• _Task goal_:
Records follow. Pull out every line that contains "things".

• _Dataset content_:
---
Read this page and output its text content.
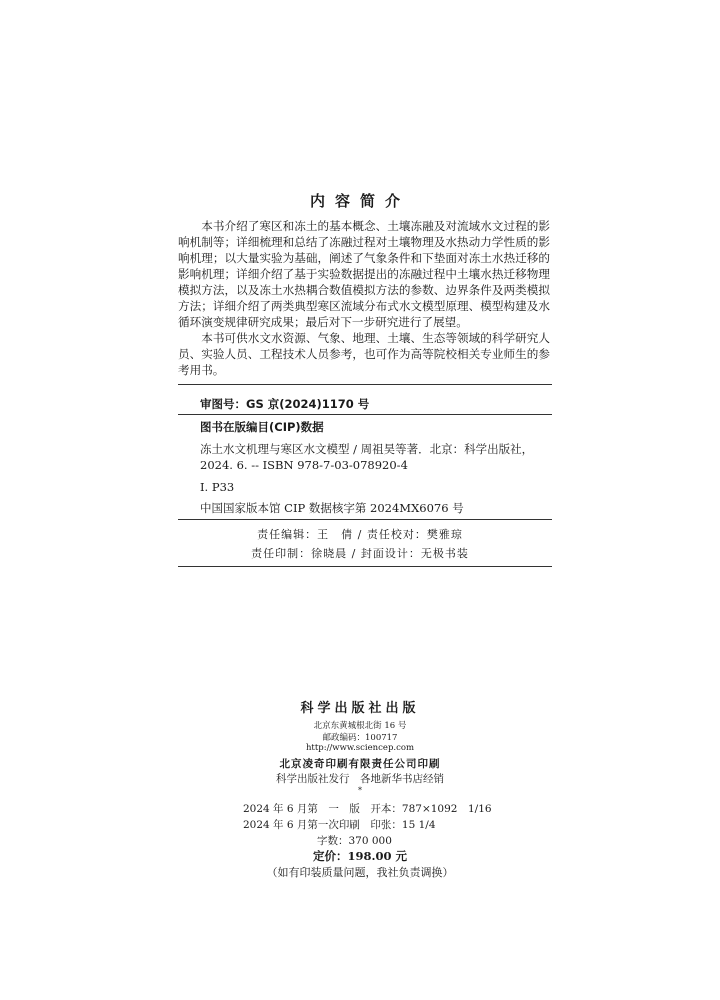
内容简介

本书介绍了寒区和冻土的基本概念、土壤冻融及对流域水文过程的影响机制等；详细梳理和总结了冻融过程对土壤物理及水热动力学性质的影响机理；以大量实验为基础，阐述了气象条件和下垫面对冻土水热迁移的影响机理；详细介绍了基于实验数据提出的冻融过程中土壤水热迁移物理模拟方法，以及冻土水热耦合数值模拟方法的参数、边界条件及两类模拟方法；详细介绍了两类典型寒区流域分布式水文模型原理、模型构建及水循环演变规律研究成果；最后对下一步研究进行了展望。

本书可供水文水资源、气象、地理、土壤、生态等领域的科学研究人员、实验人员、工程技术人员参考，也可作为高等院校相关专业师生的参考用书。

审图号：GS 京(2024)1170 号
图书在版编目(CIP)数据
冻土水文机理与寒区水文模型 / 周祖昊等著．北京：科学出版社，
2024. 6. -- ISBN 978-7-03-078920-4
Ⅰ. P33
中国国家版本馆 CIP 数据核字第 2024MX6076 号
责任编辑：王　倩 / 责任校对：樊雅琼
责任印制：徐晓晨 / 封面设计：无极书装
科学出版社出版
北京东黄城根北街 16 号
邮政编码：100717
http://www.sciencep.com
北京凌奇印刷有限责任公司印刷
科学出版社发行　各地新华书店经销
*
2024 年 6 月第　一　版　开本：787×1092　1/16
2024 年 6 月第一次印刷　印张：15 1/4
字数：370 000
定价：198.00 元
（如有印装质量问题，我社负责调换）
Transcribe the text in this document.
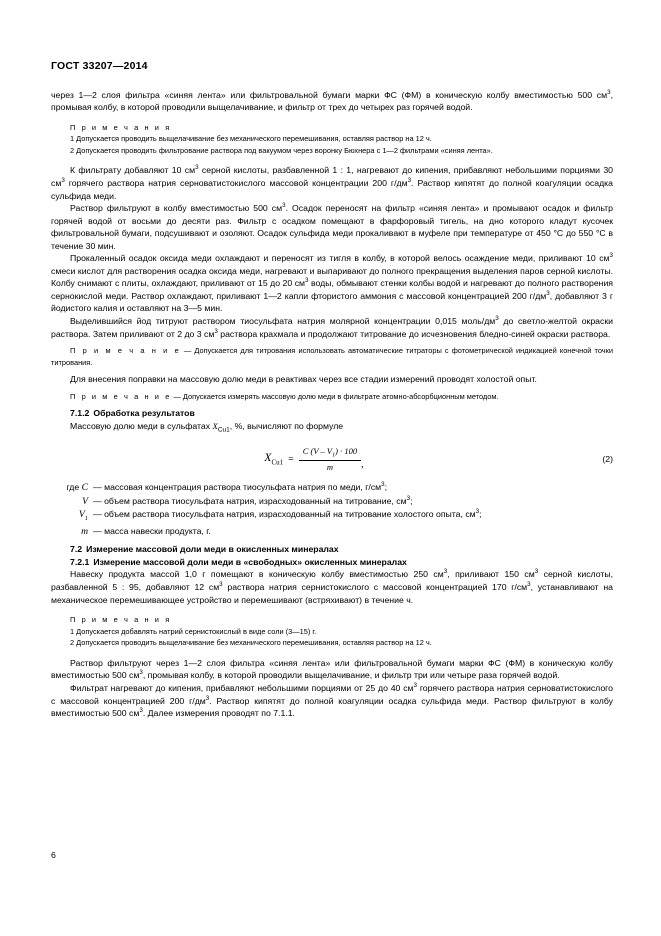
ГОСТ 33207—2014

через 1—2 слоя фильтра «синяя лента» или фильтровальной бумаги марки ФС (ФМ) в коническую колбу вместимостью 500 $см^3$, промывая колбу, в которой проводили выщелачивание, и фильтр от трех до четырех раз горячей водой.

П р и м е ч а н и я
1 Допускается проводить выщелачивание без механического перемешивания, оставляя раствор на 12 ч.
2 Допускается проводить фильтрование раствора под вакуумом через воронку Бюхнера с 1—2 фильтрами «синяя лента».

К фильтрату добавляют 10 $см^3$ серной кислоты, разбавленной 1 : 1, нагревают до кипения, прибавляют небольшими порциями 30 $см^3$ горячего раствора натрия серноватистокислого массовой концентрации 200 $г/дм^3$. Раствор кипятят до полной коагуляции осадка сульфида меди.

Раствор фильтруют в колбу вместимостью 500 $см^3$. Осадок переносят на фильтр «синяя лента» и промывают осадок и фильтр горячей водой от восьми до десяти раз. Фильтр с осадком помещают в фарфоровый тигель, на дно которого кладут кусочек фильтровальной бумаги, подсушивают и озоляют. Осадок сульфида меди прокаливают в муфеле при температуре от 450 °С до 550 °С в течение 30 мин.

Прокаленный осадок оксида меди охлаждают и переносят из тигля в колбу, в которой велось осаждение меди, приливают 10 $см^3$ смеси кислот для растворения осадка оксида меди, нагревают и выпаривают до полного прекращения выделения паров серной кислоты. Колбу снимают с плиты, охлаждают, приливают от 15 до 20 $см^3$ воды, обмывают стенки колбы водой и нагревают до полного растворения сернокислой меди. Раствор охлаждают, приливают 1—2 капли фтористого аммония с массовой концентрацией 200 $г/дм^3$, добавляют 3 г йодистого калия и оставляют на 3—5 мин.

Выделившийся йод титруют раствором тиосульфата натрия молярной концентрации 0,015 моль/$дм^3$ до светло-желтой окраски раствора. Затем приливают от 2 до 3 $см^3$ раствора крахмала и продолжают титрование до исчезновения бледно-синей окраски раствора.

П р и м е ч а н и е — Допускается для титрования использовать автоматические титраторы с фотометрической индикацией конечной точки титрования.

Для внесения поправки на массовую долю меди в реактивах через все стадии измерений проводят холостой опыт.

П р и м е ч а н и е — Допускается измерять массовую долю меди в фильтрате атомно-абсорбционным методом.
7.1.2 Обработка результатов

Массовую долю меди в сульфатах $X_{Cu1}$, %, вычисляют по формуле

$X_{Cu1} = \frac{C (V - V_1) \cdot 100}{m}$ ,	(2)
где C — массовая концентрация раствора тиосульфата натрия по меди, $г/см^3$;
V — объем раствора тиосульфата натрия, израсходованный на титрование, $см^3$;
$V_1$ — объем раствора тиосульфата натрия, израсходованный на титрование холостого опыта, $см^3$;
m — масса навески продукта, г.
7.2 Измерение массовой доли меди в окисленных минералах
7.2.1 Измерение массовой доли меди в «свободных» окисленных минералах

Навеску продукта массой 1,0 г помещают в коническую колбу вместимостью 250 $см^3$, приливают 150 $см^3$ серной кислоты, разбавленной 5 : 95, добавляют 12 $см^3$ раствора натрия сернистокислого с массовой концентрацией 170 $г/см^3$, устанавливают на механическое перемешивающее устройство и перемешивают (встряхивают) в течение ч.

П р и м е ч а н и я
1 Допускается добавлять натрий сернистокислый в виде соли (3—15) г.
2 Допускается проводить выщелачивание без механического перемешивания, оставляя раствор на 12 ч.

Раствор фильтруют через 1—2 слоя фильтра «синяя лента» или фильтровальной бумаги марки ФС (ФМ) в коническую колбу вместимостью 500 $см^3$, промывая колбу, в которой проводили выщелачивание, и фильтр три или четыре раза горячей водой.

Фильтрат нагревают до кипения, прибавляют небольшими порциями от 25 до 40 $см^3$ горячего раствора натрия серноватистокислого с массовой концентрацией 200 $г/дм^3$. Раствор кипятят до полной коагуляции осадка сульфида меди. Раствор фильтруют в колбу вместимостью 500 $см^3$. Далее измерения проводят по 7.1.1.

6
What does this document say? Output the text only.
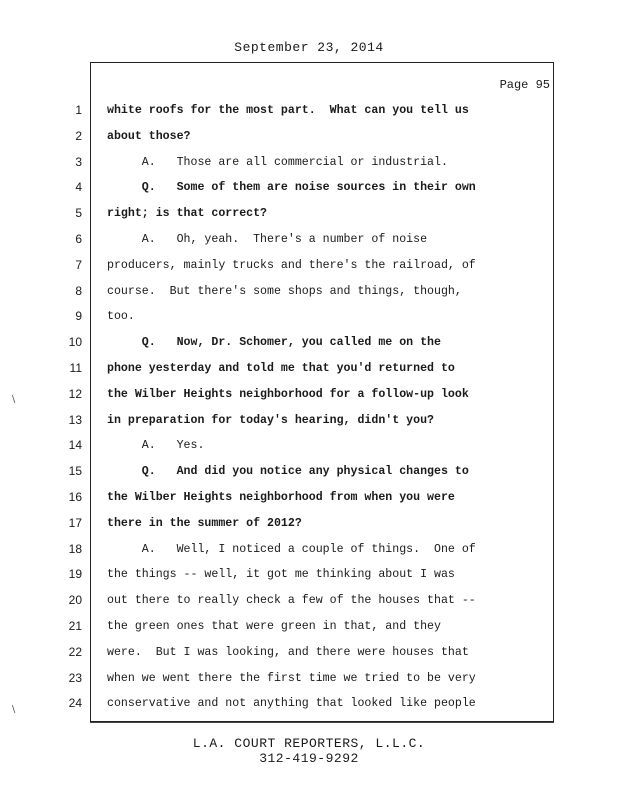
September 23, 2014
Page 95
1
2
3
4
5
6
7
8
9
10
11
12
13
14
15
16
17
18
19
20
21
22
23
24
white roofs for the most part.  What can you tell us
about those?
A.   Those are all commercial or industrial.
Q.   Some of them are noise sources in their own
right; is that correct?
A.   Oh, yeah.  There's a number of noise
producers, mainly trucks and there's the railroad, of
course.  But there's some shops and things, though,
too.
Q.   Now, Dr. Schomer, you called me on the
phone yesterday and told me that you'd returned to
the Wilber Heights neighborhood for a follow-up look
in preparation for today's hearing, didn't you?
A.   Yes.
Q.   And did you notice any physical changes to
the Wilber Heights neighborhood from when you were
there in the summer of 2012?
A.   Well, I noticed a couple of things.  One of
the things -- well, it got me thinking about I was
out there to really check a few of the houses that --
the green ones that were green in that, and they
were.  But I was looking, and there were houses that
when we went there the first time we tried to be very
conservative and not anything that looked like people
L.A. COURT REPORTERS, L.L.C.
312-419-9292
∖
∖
---
• _Finished exercise_:
course.  But there's some shops and things, though,
A.   Well, I noticed a couple of things.  One of
the things -- well, it got me thinking about I was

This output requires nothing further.